======== Input material

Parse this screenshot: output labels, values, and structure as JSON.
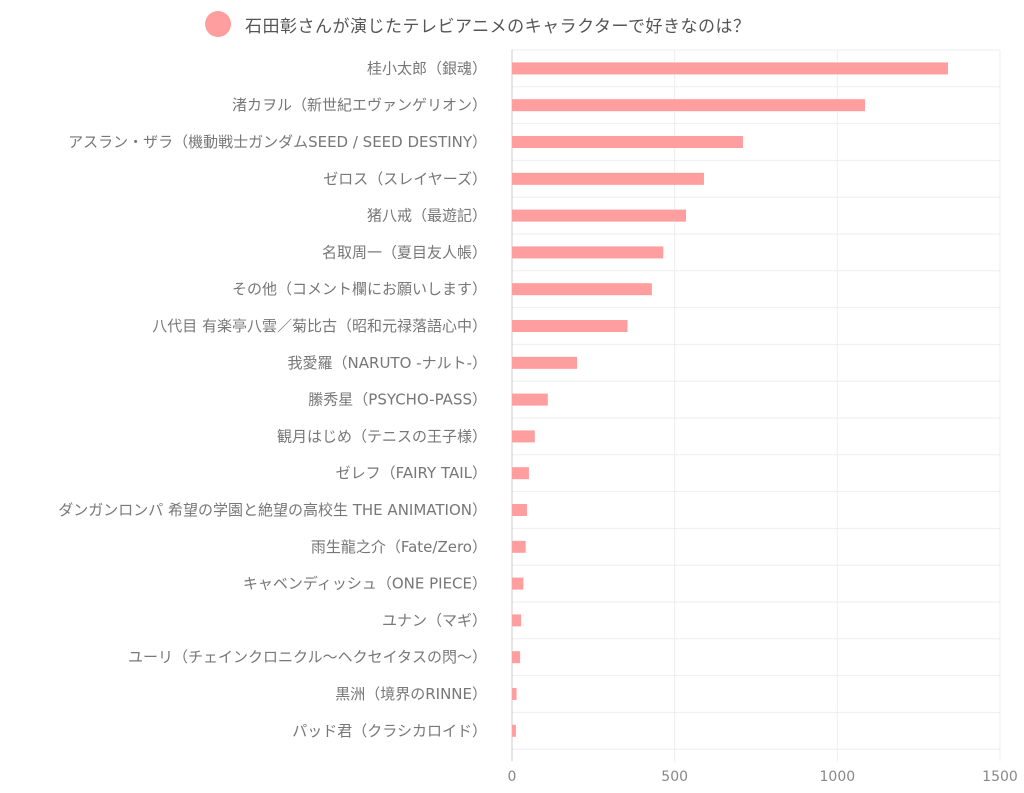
{
  "chart_data": {
    "type": "bar",
    "orientation": "horizontal",
    "title": "",
    "xlabel": "",
    "ylabel": "",
    "xlim": [
      0,
      1500
    ],
    "xticks": [
      0,
      500,
      1000,
      1500
    ],
    "grid": true,
    "legend_position": "top",
    "series": [
      {
        "name": "石田彰さんが演じたテレビアニメのキャラクターで好きなのは？",
        "color": "#ff9e9e",
        "values": [
          1340,
          1085,
          710,
          590,
          535,
          465,
          430,
          355,
          200,
          110,
          70,
          52,
          46,
          42,
          35,
          28,
          25,
          14,
          12
        ]
      }
    ],
    "categories": [
      "桂小太郎（銀魂）",
      "渚カヲル（新世紀エヴァンゲリオン）",
      "アスラン・ザラ（機動戦士ガンダムSEED / SEED DESTINY）",
      "ゼロス（スレイヤーズ）",
      "猪八戒（最遊記）",
      "名取周一（夏目友人帳）",
      "その他（コメント欄にお願いします）",
      "八代目 有楽亭八雲／菊比古（昭和元禄落語心中）",
      "我愛羅（NARUTO -ナルト-）",
      "縢秀星（PSYCHO-PASS）",
      "観月はじめ（テニスの王子様）",
      "ゼレフ（FAIRY TAIL）",
      "ダンガンロンパ 希望の学園と絶望の高校生 THE ANIMATION）",
      "雨生龍之介（Fate/Zero）",
      "キャベンディッシュ（ONE PIECE）",
      "ユナン（マギ）",
      "ユーリ（チェインクロニクル〜ヘクセイタスの閃〜）",
      "黒洲（境界のRINNE）",
      "パッド君（クラシカロイド）"
    ]
  }
}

================

Could you reproduce every record above exactly, leaving out the pictures?

Complete answer
Parse this screenshot: output labels, values, and structure as JSON.
{
  "chart_data": {
    "type": "bar",
    "orientation": "horizontal",
    "title": "",
    "xlabel": "",
    "ylabel": "",
    "xlim": [
      0,
      1500
    ],
    "xticks": [
      0,
      500,
      1000,
      1500
    ],
    "grid": true,
    "legend_position": "top",
    "series": [
      {
        "name": "石田彰さんが演じたテレビアニメのキャラクターで好きなのは？",
        "color": "#ff9e9e",
        "values": [
          1340,
          1085,
          710,
          590,
          535,
          465,
          430,
          355,
          200,
          110,
          70,
          52,
          46,
          42,
          35,
          28,
          25,
          14,
          12
        ]
      }
    ],
    "categories": [
      "桂小太郎（銀魂）",
      "渚カヲル（新世紀エヴァンゲリオン）",
      "アスラン・ザラ（機動戦士ガンダムSEED / SEED DESTINY）",
      "ゼロス（スレイヤーズ）",
      "猪八戒（最遊記）",
      "名取周一（夏目友人帳）",
      "その他（コメント欄にお願いします）",
      "八代目 有楽亭八雲／菊比古（昭和元禄落語心中）",
      "我愛羅（NARUTO -ナルト-）",
      "縢秀星（PSYCHO-PASS）",
      "観月はじめ（テニスの王子様）",
      "ゼレフ（FAIRY TAIL）",
      "ダンガンロンパ 希望の学園と絶望の高校生 THE ANIMATION）",
      "雨生龍之介（Fate/Zero）",
      "キャベンディッシュ（ONE PIECE）",
      "ユナン（マギ）",
      "ユーリ（チェインクロニクル〜ヘクセイタスの閃〜）",
      "黒洲（境界のRINNE）",
      "パッド君（クラシカロイド）"
    ]
  }
}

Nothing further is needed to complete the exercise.